>>>
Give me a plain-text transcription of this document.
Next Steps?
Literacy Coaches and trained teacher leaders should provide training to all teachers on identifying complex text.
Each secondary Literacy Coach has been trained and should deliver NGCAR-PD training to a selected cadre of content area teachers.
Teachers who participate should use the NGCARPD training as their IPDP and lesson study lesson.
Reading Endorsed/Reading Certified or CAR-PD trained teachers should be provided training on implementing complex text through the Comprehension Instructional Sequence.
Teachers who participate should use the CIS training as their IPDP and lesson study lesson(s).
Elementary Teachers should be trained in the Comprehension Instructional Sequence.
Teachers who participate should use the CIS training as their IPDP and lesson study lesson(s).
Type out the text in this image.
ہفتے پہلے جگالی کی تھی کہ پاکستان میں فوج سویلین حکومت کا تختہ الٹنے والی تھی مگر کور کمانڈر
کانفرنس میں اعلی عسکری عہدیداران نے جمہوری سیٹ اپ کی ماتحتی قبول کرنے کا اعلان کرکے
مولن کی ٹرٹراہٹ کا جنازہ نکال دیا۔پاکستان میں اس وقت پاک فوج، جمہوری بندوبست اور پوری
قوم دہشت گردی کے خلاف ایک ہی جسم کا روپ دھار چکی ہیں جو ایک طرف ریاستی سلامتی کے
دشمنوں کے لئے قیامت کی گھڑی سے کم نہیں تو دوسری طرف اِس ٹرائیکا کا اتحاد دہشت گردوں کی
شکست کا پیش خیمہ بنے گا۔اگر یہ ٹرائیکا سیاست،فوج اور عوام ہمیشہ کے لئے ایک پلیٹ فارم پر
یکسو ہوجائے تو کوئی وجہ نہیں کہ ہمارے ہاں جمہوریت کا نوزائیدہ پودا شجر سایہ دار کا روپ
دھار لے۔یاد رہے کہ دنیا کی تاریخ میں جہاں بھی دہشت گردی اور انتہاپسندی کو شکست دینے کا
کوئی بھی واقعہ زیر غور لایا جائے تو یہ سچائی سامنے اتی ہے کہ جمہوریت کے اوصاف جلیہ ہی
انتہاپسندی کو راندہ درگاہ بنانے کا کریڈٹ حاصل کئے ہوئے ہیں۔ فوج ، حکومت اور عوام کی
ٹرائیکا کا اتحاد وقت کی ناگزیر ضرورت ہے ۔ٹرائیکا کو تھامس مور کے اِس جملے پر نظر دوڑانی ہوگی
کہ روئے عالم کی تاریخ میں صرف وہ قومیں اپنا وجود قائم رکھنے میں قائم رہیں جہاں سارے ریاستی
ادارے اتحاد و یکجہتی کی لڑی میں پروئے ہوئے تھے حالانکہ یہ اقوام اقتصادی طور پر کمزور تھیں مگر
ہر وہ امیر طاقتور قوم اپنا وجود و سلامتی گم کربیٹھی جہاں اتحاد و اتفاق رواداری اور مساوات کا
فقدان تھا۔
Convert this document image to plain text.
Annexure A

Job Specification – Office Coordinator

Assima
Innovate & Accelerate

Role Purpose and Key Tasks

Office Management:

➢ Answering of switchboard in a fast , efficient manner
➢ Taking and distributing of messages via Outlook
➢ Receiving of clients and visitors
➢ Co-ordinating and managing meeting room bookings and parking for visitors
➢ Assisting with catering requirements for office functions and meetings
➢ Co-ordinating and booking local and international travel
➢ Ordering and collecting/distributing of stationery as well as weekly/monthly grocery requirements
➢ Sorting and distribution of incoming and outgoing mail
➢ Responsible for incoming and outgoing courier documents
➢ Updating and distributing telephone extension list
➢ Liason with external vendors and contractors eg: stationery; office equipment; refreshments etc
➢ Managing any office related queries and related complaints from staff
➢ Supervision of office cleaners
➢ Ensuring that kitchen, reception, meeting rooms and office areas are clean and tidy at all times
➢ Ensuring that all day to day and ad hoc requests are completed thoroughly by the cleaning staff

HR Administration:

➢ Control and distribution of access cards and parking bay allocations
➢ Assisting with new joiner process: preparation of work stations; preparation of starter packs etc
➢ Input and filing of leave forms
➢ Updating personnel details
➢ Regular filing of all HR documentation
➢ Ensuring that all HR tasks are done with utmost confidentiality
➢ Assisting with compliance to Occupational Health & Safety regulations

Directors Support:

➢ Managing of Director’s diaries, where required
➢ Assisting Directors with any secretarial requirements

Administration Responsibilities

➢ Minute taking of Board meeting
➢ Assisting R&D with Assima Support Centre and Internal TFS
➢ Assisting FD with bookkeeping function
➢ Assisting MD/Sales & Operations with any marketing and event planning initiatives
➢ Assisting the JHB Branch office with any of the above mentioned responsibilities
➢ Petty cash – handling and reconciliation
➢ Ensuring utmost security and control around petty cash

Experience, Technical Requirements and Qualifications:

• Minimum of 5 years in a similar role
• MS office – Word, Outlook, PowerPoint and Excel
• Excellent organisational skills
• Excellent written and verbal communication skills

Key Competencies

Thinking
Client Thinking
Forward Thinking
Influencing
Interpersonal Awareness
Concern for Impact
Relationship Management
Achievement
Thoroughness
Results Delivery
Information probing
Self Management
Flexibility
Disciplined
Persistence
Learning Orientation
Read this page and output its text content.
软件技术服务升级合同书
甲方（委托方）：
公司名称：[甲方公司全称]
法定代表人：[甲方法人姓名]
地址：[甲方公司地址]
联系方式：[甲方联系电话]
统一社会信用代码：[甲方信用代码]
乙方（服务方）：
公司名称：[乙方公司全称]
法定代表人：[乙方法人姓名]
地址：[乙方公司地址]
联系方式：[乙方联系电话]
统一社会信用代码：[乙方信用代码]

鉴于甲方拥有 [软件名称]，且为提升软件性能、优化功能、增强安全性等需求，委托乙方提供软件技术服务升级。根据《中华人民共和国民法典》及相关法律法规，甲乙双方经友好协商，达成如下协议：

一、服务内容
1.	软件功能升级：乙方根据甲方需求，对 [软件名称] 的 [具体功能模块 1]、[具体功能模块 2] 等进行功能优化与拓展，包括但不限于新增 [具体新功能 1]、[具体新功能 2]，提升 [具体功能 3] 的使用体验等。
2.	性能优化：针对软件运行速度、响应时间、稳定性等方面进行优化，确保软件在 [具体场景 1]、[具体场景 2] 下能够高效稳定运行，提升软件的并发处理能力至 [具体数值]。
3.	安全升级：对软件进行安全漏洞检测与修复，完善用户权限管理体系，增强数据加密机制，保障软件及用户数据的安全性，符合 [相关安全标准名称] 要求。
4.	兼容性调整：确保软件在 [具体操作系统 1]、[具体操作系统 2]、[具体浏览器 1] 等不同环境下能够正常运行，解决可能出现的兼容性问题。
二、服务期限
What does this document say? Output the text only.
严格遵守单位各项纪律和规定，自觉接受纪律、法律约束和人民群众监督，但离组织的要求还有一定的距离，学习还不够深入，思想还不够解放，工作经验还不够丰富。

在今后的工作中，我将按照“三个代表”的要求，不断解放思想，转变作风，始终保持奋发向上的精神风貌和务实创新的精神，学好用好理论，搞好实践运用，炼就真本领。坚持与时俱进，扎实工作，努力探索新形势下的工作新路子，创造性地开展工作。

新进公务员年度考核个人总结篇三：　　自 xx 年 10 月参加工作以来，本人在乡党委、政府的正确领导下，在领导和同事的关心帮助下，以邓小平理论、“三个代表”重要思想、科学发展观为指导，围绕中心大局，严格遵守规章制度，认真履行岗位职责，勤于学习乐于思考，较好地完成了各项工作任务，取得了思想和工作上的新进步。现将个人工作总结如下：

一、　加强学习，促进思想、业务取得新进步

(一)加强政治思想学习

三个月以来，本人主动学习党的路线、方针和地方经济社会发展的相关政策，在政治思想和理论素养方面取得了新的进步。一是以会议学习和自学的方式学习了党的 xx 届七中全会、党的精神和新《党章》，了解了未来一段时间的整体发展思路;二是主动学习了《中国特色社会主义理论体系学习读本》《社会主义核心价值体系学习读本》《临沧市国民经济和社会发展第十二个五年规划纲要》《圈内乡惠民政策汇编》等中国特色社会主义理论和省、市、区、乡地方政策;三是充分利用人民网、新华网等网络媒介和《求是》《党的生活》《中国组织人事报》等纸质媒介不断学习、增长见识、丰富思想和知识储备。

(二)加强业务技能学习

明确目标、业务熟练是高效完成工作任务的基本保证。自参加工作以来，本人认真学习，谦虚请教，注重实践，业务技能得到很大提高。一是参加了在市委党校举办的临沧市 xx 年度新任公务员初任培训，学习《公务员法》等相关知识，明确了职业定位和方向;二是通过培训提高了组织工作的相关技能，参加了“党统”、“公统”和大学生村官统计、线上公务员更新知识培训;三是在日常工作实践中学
<<<
- [Required work]:
Identify each line in the entries with the word "نہیں" and copy it.

- [Exercise output]:
دشمنوں کے لئے قیامت کی گھڑی سے کم نہیں تو دوسری طرف اِس ٹرائیکا کا اتحاد دہشت گردوں کی
یکسو ہوجائے تو کوئی وجہ نہیں کہ ہمارے ہاں جمہوریت کا نوزائیدہ پودا شجر سایہ دار کا روپ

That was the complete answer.